[DATA RECORDS]
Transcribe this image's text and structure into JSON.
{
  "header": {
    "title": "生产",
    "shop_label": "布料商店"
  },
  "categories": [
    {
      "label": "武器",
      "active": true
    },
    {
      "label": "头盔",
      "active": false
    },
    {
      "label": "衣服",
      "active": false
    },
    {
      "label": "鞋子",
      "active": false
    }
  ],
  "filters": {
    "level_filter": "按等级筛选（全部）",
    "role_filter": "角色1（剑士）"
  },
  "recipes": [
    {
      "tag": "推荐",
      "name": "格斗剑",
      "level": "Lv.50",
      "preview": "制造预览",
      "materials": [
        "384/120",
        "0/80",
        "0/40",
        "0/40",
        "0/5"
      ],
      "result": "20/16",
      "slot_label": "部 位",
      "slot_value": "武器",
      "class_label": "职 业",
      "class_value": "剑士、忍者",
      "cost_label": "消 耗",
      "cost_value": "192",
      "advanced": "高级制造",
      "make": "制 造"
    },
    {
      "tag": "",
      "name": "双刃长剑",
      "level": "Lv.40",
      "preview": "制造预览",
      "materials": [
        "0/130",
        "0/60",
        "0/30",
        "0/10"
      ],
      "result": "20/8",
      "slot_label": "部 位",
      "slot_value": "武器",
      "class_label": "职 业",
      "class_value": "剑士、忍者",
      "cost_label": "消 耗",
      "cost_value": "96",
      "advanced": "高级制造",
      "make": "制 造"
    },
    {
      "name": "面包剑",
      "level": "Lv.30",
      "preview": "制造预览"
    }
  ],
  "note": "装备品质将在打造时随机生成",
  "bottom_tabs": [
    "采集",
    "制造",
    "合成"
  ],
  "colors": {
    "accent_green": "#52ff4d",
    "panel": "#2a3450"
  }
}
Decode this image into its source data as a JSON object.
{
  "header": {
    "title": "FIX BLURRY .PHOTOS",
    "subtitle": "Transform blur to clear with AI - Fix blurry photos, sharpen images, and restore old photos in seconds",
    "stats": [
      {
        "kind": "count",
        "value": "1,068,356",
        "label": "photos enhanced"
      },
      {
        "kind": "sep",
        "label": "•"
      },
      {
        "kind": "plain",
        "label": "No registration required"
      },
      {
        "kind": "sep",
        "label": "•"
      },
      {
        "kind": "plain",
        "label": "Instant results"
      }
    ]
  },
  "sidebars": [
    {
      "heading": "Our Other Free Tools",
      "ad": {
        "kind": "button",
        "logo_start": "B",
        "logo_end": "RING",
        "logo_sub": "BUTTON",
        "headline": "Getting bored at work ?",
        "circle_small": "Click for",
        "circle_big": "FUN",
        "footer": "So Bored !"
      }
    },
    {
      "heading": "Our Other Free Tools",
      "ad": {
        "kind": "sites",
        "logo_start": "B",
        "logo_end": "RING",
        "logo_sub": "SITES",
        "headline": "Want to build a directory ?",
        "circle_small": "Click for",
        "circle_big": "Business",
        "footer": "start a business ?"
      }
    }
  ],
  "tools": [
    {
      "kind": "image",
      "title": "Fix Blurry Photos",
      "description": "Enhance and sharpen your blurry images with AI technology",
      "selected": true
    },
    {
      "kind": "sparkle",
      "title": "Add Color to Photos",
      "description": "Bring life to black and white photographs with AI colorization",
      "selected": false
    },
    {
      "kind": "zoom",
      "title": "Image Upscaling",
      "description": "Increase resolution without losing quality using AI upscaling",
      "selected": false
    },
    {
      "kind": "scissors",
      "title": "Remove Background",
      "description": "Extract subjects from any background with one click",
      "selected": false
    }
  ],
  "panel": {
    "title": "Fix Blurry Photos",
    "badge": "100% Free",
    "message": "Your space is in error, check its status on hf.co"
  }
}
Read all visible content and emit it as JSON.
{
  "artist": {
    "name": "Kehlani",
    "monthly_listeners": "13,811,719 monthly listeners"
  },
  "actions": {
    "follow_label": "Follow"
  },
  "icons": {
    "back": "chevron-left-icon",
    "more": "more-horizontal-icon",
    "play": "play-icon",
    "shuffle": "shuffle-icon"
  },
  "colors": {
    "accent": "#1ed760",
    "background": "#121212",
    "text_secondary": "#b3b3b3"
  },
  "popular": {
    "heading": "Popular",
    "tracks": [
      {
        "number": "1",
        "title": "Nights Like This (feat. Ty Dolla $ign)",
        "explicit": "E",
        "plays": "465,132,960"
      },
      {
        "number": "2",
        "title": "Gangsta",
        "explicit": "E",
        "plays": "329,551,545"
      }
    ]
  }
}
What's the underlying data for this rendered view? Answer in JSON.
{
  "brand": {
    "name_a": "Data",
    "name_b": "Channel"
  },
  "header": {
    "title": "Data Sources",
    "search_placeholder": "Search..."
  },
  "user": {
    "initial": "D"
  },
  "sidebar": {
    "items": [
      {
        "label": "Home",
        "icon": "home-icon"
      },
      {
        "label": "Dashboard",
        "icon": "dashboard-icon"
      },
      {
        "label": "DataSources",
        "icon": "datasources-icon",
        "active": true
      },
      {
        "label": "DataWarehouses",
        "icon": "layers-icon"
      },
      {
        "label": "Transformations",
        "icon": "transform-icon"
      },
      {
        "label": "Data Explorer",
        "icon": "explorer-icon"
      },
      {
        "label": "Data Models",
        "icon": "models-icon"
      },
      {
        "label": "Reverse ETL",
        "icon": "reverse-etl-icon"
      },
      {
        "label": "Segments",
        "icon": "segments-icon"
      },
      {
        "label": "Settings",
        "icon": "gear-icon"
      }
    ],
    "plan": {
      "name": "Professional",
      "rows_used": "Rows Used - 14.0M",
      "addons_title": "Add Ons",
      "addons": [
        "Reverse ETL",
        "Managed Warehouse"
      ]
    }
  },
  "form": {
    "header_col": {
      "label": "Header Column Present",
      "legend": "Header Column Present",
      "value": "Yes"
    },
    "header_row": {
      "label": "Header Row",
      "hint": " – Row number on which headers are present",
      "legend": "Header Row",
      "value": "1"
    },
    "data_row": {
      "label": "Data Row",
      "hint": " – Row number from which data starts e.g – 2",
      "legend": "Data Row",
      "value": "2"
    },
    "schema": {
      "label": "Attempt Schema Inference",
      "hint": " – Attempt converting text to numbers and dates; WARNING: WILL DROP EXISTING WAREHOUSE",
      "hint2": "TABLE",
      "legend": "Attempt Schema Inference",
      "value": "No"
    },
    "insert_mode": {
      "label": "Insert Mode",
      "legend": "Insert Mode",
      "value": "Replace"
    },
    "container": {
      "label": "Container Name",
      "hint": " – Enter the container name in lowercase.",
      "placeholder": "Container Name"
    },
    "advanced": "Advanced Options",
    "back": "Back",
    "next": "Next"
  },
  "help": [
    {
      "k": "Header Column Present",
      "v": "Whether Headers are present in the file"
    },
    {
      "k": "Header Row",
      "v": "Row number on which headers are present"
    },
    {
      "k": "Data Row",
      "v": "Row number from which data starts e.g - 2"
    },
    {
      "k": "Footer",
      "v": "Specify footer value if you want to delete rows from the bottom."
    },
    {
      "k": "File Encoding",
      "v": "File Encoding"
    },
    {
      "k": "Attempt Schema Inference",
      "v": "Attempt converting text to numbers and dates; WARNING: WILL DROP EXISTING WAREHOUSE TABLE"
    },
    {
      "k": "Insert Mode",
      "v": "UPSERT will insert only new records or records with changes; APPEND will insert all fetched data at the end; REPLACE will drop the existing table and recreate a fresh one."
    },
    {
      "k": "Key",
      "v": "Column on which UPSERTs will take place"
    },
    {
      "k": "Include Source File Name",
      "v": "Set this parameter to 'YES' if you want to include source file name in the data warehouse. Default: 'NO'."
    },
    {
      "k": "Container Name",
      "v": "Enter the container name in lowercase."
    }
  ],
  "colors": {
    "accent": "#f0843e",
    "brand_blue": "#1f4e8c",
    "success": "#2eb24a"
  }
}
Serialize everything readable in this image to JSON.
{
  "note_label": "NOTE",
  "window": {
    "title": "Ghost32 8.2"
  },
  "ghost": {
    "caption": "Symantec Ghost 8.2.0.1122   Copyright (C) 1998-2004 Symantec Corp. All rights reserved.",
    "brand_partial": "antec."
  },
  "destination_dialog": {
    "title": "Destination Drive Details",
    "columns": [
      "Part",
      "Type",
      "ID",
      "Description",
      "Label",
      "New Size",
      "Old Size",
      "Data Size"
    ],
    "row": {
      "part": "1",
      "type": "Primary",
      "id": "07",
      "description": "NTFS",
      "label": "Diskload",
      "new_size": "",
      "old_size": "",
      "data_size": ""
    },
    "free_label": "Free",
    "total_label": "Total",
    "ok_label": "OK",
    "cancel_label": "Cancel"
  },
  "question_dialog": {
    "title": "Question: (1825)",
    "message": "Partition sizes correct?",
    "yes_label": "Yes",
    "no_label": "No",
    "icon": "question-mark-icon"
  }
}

[YOUR TASK]
Make a copy of each line that contains the string "Enter".

[RESPONSE TO THIS TASK]
      "hint": " – Enter the container name in lowercase.",
      "v": "Enter the container name in lowercase."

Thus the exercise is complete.